-------- Records to use

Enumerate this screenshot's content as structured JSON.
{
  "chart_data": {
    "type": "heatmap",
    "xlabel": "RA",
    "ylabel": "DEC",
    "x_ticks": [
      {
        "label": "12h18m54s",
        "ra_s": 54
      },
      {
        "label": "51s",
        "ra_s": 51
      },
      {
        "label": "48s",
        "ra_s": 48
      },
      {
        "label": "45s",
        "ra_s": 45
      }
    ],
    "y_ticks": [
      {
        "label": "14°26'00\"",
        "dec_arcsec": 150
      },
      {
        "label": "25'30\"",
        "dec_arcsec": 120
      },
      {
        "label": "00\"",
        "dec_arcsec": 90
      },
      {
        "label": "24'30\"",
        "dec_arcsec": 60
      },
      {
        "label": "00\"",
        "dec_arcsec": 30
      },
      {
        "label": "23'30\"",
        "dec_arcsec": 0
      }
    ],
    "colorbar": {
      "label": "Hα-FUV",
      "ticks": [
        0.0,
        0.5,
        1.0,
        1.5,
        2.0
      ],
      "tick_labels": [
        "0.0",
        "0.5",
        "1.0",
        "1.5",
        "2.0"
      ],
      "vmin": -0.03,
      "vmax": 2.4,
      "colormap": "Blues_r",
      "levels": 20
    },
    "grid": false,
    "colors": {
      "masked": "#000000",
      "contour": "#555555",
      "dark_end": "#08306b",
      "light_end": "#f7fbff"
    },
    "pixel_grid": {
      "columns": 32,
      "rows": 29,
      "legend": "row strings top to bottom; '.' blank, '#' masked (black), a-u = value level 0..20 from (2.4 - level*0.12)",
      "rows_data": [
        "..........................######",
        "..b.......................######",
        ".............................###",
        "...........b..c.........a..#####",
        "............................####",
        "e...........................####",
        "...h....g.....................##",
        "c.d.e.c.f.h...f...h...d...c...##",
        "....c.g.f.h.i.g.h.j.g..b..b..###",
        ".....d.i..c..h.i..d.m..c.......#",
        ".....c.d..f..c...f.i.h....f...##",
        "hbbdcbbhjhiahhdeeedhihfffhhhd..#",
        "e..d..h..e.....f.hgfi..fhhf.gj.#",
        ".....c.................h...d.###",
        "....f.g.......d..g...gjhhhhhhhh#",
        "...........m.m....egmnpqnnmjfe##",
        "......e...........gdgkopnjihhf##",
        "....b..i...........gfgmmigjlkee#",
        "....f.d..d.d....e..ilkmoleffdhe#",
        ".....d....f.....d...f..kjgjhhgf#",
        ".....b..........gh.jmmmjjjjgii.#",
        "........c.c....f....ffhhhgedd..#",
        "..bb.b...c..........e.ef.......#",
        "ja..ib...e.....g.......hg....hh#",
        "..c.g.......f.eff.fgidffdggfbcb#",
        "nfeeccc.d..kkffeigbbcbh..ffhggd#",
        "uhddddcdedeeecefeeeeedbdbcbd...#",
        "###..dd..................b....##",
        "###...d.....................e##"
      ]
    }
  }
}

----------------

The data above must be returned in full, exactly as written.

Enumerate this screenshot's content as structured JSON.
{
  "chart_data": {
    "type": "heatmap",
    "xlabel": "RA",
    "ylabel": "DEC",
    "x_ticks": [
      {
        "label": "12h18m54s",
        "ra_s": 54
      },
      {
        "label": "51s",
        "ra_s": 51
      },
      {
        "label": "48s",
        "ra_s": 48
      },
      {
        "label": "45s",
        "ra_s": 45
      }
    ],
    "y_ticks": [
      {
        "label": "14°26'00\"",
        "dec_arcsec": 150
      },
      {
        "label": "25'30\"",
        "dec_arcsec": 120
      },
      {
        "label": "00\"",
        "dec_arcsec": 90
      },
      {
        "label": "24'30\"",
        "dec_arcsec": 60
      },
      {
        "label": "00\"",
        "dec_arcsec": 30
      },
      {
        "label": "23'30\"",
        "dec_arcsec": 0
      }
    ],
    "colorbar": {
      "label": "Hα-FUV",
      "ticks": [
        0.0,
        0.5,
        1.0,
        1.5,
        2.0
      ],
      "tick_labels": [
        "0.0",
        "0.5",
        "1.0",
        "1.5",
        "2.0"
      ],
      "vmin": -0.03,
      "vmax": 2.4,
      "colormap": "Blues_r",
      "levels": 20
    },
    "grid": false,
    "colors": {
      "masked": "#000000",
      "contour": "#555555",
      "dark_end": "#08306b",
      "light_end": "#f7fbff"
    },
    "pixel_grid": {
      "columns": 32,
      "rows": 29,
      "legend": "row strings top to bottom; '.' blank, '#' masked (black), a-u = value level 0..20 from (2.4 - level*0.12)",
      "rows_data": [
        "..........................######",
        "..b.......................######",
        ".............................###",
        "...........b..c.........a..#####",
        "............................####",
        "e...........................####",
        "...h....g.....................##",
        "c.d.e.c.f.h...f...h...d...c...##",
        "....c.g.f.h.i.g.h.j.g..b..b..###",
        ".....d.i..c..h.i..d.m..c.......#",
        ".....c.d..f..c...f.i.h....f...##",
        "hbbdcbbhjhiahhdeeedhihfffhhhd..#",
        "e..d..h..e.....f.hgfi..fhhf.gj.#",
        ".....c.................h...d.###",
        "....f.g.......d..g...gjhhhhhhhh#",
        "...........m.m....egmnpqnnmjfe##",
        "......e...........gdgkopnjihhf##",
        "....b..i...........gfgmmigjlkee#",
        "....f.d..d.d....e..ilkmoleffdhe#",
        ".....d....f.....d...f..kjgjhhgf#",
        ".....b..........gh.jmmmjjjjgii.#",
        "........c.c....f....ffhhhgedd..#",
        "..bb.b...c..........e.ef.......#",
        "ja..ib...e.....g.......hg....hh#",
        "..c.g.......f.eff.fgidffdggfbcb#",
        "nfeeccc.d..kkffeigbbcbh..ffhggd#",
        "uhddddcdedeeecefeeeeedbdbcbd...#",
        "###..dd..................b....##",
        "###...d.....................e##"
      ]
    }
  }
}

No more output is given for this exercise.